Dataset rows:
▽

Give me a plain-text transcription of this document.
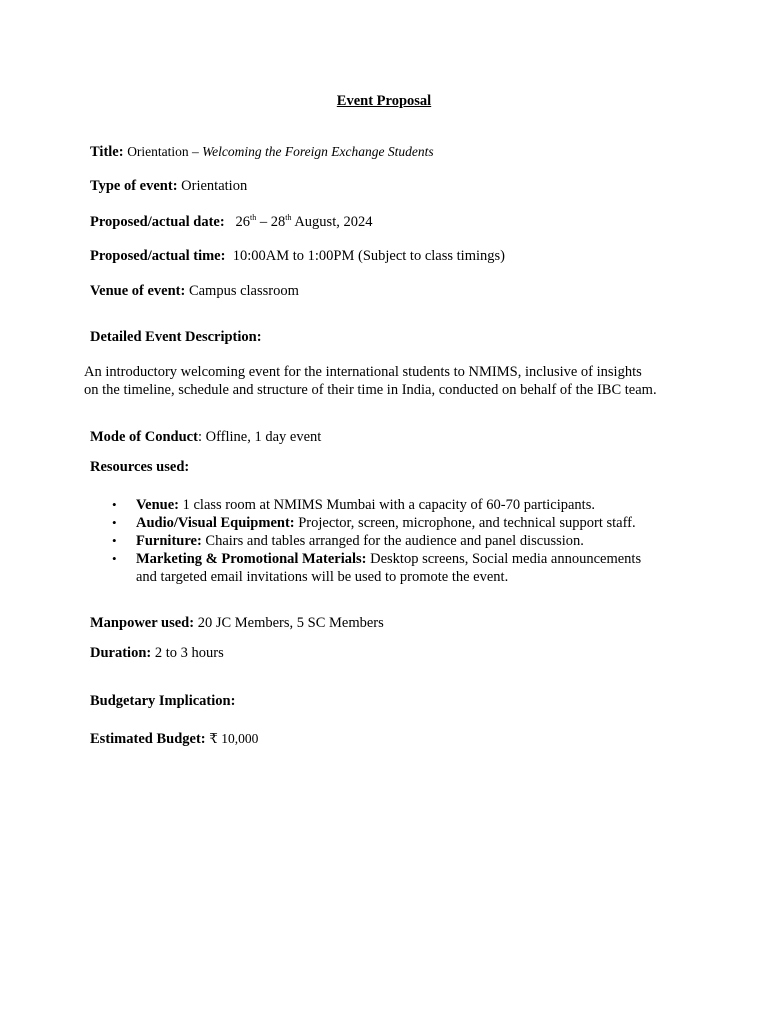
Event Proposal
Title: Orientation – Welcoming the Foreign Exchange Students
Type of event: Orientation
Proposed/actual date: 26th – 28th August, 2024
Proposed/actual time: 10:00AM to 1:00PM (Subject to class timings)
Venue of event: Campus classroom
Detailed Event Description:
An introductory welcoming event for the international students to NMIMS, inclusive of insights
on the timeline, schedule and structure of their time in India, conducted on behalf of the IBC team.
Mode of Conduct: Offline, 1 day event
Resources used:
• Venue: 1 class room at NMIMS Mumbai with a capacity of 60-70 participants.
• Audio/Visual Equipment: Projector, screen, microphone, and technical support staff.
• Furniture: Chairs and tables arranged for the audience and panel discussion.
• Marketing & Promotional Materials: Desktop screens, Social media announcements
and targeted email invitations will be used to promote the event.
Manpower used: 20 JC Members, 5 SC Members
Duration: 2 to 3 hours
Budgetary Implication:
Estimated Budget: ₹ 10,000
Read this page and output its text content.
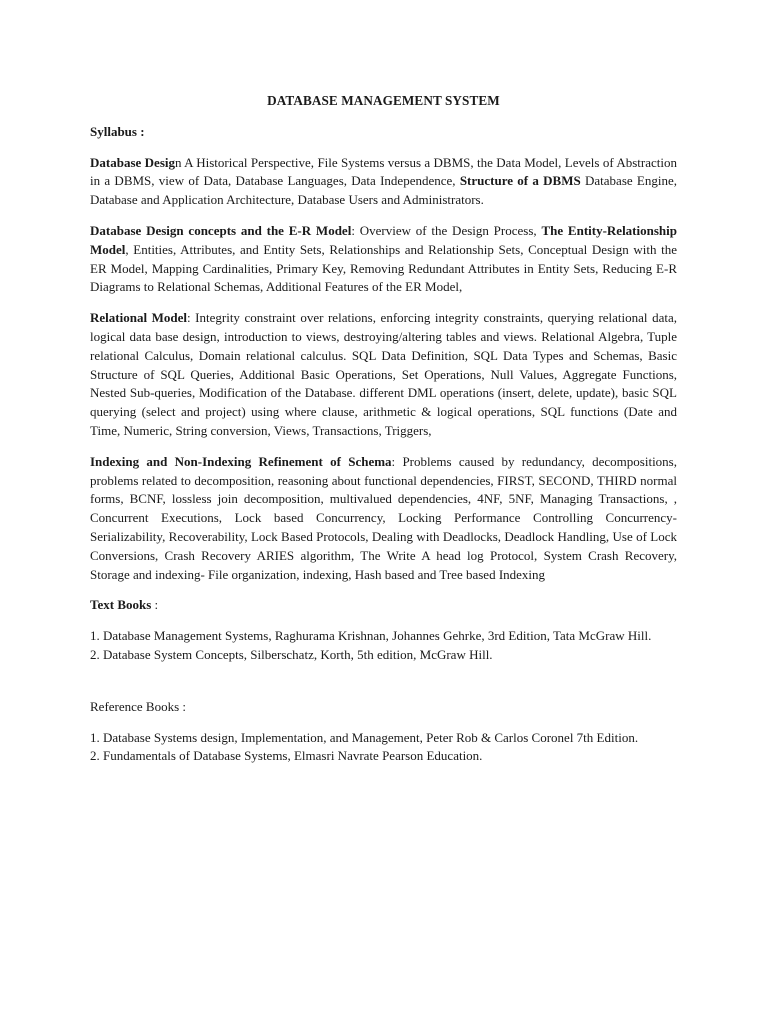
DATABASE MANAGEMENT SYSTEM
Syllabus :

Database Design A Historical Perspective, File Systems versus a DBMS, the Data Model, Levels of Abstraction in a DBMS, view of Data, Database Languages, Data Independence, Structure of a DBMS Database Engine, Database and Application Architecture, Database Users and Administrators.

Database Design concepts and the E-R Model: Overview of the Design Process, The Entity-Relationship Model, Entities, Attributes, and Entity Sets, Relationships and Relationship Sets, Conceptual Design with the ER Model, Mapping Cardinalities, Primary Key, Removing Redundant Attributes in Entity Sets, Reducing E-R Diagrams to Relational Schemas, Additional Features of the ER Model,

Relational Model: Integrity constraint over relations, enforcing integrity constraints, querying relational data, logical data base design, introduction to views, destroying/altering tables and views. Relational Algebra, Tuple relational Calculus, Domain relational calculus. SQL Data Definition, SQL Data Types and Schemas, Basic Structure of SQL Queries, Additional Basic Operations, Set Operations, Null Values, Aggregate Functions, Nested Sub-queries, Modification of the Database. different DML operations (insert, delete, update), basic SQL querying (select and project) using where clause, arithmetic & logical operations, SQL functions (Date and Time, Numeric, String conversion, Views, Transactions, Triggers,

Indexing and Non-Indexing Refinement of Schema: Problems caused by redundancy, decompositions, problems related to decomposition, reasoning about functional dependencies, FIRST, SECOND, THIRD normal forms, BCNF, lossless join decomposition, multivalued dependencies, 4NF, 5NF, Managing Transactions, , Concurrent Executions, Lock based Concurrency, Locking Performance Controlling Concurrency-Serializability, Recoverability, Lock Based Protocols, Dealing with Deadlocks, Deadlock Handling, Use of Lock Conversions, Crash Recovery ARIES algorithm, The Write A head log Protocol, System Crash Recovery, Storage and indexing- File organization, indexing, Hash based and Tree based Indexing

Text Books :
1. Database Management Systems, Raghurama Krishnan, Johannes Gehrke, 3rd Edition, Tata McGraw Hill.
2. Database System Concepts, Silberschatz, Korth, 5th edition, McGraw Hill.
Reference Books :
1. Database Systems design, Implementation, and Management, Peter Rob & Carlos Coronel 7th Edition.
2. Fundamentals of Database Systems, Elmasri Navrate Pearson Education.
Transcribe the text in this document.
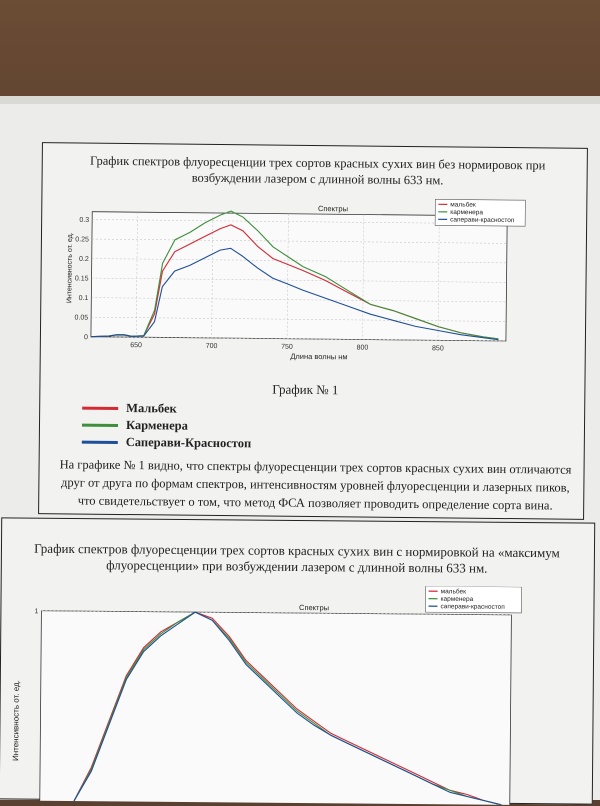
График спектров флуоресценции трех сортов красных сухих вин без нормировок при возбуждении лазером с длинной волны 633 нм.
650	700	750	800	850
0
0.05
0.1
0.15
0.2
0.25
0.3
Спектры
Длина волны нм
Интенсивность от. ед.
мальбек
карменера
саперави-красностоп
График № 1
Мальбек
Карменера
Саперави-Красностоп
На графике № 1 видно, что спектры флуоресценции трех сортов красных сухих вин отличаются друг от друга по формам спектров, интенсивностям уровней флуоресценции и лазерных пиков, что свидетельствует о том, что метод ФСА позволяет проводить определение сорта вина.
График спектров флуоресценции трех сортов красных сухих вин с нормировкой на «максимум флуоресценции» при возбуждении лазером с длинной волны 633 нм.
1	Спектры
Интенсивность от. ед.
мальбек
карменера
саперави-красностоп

△

--- WRITTEN INSTRUCTION ---
Repeat the records in full, exactly as they appear, without the pictures.

--- SOLUTION TO THIS PROBLEM ---
Give me a plain-text transcription of this document.
Event Proposal
Title: Orientation – Welcoming the Foreign Exchange Students
Type of event: Orientation
Proposed/actual date: 26th – 28th August, 2024
Proposed/actual time: 10:00AM to 1:00PM (Subject to class timings)
Venue of event: Campus classroom
Detailed Event Description:
An introductory welcoming event for the international students to NMIMS, inclusive of insights
on the timeline, schedule and structure of their time in India, conducted on behalf of the IBC team.
Mode of Conduct: Offline, 1 day event
Resources used:
• Venue: 1 class room at NMIMS Mumbai with a capacity of 60-70 participants.
• Audio/Visual Equipment: Projector, screen, microphone, and technical support staff.
• Furniture: Chairs and tables arranged for the audience and panel discussion.
• Marketing & Promotional Materials: Desktop screens, Social media announcements
and targeted email invitations will be used to promote the event.
Manpower used: 20 JC Members, 5 SC Members
Duration: 2 to 3 hours
Budgetary Implication:
Estimated Budget: ₹ 10,000
Read this page and output its text content.
DATABASE MANAGEMENT SYSTEM
Syllabus :

Database Design A Historical Perspective, File Systems versus a DBMS, the Data Model, Levels of Abstraction in a DBMS, view of Data, Database Languages, Data Independence, Structure of a DBMS Database Engine, Database and Application Architecture, Database Users and Administrators.

Database Design concepts and the E-R Model: Overview of the Design Process, The Entity-Relationship Model, Entities, Attributes, and Entity Sets, Relationships and Relationship Sets, Conceptual Design with the ER Model, Mapping Cardinalities, Primary Key, Removing Redundant Attributes in Entity Sets, Reducing E-R Diagrams to Relational Schemas, Additional Features of the ER Model,

Relational Model: Integrity constraint over relations, enforcing integrity constraints, querying relational data, logical data base design, introduction to views, destroying/altering tables and views. Relational Algebra, Tuple relational Calculus, Domain relational calculus. SQL Data Definition, SQL Data Types and Schemas, Basic Structure of SQL Queries, Additional Basic Operations, Set Operations, Null Values, Aggregate Functions, Nested Sub-queries, Modification of the Database. different DML operations (insert, delete, update), basic SQL querying (select and project) using where clause, arithmetic & logical operations, SQL functions (Date and Time, Numeric, String conversion, Views, Transactions, Triggers,

Indexing and Non-Indexing Refinement of Schema: Problems caused by redundancy, decompositions, problems related to decomposition, reasoning about functional dependencies, FIRST, SECOND, THIRD normal forms, BCNF, lossless join decomposition, multivalued dependencies, 4NF, 5NF, Managing Transactions, , Concurrent Executions, Lock based Concurrency, Locking Performance Controlling Concurrency-Serializability, Recoverability, Lock Based Protocols, Dealing with Deadlocks, Deadlock Handling, Use of Lock Conversions, Crash Recovery ARIES algorithm, The Write A head log Protocol, System Crash Recovery, Storage and indexing- File organization, indexing, Hash based and Tree based Indexing

Text Books :
1. Database Management Systems, Raghurama Krishnan, Johannes Gehrke, 3rd Edition, Tata McGraw Hill.
2. Database System Concepts, Silberschatz, Korth, 5th edition, McGraw Hill.
Reference Books :
1. Database Systems design, Implementation, and Management, Peter Rob & Carlos Coronel 7th Edition.
2. Fundamentals of Database Systems, Elmasri Navrate Pearson Education.
Transcribe the text in this document.
График спектров флуоресценции трех сортов красных сухих вин без нормировок при возбуждении лазером с длинной волны 633 нм.
650	700	750	800	850
0
0.05
0.1
0.15
0.2
0.25
0.3
Спектры
Длина волны нм
Интенсивность от. ед.
мальбек
карменера
саперави-красностоп
График № 1
Мальбек
Карменера
Саперави-Красностоп
На графике № 1 видно, что спектры флуоресценции трех сортов красных сухих вин отличаются друг от друга по формам спектров, интенсивностям уровней флуоресценции и лазерных пиков, что свидетельствует о том, что метод ФСА позволяет проводить определение сорта вина.
График спектров флуоресценции трех сортов красных сухих вин с нормировкой на «максимум флуоресценции» при возбуждении лазером с длинной волны 633 нм.
1	Спектры
Интенсивность от. ед.
мальбек
карменера
саперави-красностоп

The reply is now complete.